Items from a document page collection
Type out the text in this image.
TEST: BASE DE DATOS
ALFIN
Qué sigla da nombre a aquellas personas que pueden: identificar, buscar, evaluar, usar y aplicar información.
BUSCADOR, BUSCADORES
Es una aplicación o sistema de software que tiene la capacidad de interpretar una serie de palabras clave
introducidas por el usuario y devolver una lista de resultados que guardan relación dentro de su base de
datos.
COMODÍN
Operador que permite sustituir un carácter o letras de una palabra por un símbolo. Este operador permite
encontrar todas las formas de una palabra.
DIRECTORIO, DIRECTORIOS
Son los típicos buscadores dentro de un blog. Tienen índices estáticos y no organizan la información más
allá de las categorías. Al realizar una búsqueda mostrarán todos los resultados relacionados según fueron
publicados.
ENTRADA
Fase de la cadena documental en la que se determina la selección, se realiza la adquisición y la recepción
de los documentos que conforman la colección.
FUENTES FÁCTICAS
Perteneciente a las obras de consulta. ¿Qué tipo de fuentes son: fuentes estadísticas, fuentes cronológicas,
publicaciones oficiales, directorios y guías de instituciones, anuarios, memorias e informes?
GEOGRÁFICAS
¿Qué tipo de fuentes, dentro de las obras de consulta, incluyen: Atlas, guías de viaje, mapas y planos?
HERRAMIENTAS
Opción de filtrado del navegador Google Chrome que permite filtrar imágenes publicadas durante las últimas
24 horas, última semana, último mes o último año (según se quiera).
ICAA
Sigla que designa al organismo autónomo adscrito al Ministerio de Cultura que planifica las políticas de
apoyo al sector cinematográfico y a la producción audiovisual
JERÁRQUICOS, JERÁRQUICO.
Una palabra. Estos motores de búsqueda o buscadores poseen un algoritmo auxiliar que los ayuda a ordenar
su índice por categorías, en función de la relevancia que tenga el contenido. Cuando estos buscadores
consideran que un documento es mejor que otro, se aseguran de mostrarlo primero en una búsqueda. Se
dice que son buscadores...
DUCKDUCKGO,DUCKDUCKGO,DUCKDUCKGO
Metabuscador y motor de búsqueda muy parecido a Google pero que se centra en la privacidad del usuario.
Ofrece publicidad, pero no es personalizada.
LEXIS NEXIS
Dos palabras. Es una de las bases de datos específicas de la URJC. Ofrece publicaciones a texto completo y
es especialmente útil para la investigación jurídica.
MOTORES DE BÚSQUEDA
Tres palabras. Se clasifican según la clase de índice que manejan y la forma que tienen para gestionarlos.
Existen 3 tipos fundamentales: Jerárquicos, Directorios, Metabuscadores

TASK DESCRIPTION =>
Could you copy every line from the records that mentions the word "resultados"?

THE COMPLETED TASK =>
introducidas por el usuario y devolver una lista de resultados que guardan relación dentro de su base de
allá de las categorías. Al realizar una búsqueda mostrarán todos los resultados relacionados según fueron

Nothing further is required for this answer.